WORK TO DO. Find the line containing "Read out every word on this page.". Return it and every line after it, unchanged, up to and including the last line.

************

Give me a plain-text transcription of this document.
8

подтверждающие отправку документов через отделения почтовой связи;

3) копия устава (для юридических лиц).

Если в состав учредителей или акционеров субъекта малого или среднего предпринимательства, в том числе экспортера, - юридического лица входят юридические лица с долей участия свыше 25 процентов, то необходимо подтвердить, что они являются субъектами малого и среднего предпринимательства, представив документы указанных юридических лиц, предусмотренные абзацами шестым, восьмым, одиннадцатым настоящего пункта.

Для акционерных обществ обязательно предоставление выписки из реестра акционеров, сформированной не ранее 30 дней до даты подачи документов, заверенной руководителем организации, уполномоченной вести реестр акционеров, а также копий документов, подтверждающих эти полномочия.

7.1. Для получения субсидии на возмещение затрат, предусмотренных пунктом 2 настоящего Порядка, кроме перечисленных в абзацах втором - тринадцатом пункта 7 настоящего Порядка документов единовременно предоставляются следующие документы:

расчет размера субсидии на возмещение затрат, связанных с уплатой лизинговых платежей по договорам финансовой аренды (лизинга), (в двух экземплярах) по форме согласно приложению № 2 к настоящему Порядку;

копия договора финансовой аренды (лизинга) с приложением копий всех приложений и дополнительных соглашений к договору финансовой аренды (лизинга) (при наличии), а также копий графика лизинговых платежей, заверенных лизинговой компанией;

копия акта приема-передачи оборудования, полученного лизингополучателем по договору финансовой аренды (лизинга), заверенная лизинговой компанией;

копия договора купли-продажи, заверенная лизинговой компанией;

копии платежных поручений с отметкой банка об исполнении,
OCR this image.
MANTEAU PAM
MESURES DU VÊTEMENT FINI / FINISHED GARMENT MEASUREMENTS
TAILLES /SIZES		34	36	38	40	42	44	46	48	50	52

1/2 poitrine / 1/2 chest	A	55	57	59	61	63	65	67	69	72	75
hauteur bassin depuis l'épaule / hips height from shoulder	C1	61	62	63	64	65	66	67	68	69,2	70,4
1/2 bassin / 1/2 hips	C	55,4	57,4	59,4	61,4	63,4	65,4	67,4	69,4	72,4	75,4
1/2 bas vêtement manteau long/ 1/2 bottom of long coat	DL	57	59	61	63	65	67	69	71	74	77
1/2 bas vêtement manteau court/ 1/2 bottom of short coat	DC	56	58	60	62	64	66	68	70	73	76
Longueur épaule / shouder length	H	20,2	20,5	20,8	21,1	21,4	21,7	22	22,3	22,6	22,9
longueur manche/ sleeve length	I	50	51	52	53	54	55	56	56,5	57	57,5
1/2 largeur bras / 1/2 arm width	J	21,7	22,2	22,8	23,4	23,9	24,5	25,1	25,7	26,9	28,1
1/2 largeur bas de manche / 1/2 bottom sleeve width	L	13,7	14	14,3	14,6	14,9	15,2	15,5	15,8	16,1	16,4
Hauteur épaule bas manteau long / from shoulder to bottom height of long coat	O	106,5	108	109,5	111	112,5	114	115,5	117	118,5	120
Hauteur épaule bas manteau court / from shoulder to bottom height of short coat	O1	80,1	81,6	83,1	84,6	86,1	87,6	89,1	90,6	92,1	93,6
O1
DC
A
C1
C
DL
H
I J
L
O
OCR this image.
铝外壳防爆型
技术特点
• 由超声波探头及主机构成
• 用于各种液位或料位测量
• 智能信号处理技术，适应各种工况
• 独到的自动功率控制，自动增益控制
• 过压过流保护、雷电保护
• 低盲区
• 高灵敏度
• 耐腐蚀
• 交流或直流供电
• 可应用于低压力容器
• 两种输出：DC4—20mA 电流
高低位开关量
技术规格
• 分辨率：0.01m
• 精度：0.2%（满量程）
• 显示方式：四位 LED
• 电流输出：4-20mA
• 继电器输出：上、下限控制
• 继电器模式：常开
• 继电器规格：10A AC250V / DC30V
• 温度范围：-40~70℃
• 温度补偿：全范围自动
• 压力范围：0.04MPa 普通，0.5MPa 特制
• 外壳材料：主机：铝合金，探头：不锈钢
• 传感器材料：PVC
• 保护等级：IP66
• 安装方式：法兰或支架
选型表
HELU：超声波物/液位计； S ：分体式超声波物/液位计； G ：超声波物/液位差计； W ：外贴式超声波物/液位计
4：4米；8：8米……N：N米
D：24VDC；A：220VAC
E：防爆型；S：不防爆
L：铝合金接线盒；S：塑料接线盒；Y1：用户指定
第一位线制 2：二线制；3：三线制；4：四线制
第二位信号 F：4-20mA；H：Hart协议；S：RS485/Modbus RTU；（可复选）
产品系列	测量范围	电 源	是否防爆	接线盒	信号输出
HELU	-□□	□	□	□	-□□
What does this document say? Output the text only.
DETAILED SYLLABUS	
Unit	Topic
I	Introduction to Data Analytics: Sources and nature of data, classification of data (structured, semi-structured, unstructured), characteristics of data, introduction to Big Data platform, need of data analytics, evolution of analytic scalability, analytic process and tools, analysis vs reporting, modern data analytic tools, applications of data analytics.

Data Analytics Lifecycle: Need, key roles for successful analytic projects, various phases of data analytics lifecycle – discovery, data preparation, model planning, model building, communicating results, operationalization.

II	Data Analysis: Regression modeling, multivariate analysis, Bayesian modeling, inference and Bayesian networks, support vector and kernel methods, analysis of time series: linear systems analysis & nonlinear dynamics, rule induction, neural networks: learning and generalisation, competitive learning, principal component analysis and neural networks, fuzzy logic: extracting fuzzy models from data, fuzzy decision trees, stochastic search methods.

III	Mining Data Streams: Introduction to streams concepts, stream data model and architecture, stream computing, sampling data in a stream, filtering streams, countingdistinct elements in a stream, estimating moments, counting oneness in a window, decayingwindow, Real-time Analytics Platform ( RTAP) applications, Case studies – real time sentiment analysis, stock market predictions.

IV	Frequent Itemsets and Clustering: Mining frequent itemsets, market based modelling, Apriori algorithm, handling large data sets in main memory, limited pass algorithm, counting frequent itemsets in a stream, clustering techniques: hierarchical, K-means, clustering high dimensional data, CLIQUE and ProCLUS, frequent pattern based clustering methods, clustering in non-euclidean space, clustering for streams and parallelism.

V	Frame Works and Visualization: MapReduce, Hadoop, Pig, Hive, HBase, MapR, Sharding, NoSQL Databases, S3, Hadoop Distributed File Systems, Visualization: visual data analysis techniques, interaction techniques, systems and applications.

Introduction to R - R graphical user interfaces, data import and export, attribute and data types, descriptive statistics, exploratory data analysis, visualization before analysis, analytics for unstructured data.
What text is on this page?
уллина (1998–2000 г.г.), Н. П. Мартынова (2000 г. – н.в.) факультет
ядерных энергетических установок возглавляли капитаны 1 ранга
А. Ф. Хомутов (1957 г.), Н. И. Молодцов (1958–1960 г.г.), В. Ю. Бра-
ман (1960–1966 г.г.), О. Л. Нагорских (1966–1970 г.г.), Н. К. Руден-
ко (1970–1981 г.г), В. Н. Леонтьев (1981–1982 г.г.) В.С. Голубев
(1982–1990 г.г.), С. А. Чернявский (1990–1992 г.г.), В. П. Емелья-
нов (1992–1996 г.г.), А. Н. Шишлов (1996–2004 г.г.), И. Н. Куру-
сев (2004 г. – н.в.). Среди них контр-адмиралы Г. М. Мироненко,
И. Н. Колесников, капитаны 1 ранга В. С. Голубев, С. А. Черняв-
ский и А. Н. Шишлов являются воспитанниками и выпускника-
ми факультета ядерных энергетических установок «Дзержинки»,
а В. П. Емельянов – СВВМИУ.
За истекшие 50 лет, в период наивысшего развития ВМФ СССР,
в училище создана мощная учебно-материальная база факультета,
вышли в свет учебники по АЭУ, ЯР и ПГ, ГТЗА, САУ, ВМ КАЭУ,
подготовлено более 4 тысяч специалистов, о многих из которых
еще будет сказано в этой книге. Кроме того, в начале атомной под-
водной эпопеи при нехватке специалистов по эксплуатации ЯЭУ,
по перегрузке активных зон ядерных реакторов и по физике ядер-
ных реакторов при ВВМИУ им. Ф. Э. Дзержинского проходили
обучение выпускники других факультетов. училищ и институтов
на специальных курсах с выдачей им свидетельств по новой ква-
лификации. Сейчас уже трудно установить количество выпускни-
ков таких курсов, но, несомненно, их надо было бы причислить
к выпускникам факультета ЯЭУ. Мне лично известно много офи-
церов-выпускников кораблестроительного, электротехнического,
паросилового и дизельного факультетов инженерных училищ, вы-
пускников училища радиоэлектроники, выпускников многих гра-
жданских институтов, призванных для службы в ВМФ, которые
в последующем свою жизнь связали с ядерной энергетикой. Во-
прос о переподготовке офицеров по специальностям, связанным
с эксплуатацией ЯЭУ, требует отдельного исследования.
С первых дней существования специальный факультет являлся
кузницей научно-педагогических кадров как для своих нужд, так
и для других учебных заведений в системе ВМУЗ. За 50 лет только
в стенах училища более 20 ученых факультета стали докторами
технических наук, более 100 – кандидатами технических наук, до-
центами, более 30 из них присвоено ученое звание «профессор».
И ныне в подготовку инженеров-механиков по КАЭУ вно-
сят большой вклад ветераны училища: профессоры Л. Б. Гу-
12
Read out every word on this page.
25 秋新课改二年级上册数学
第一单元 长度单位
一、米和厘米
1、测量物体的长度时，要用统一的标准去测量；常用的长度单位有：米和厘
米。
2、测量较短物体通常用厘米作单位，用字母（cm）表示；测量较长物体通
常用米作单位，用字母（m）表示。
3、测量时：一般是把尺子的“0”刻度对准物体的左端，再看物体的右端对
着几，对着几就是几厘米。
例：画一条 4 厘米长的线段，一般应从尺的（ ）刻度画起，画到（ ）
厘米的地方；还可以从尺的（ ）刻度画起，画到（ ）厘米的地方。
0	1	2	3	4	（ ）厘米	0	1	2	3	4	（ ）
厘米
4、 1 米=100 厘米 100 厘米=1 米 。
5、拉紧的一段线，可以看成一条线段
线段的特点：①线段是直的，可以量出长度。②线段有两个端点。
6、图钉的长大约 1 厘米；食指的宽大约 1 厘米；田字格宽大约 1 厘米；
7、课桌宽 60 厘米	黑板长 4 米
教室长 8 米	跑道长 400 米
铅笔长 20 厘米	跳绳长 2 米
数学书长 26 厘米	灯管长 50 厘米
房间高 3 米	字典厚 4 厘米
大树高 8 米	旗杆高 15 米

************

SOLUTION TO THIS PROBLEM.
Read out every word on this page.
25 秋新课改二年级上册数学
第一单元 长度单位
一、米和厘米
1、测量物体的长度时，要用统一的标准去测量；常用的长度单位有：米和厘
米。
2、测量较短物体通常用厘米作单位，用字母（cm）表示；测量较长物体通
常用米作单位，用字母（m）表示。
3、测量时：一般是把尺子的“0”刻度对准物体的左端，再看物体的右端对
着几，对着几就是几厘米。
例：画一条 4 厘米长的线段，一般应从尺的（ ）刻度画起，画到（ ）
厘米的地方；还可以从尺的（ ）刻度画起，画到（ ）厘米的地方。
0	1	2	3	4	（ ）厘米	0	1	2	3	4	（ ）
厘米
4、 1 米=100 厘米 100 厘米=1 米 。
5、拉紧的一段线，可以看成一条线段
线段的特点：①线段是直的，可以量出长度。②线段有两个端点。
6、图钉的长大约 1 厘米；食指的宽大约 1 厘米；田字格宽大约 1 厘米；
7、课桌宽 60 厘米	黑板长 4 米
教室长 8 米	跑道长 400 米
铅笔长 20 厘米	跳绳长 2 米
数学书长 26 厘米	灯管长 50 厘米
房间高 3 米	字典厚 4 厘米
大树高 8 米	旗杆高 15 米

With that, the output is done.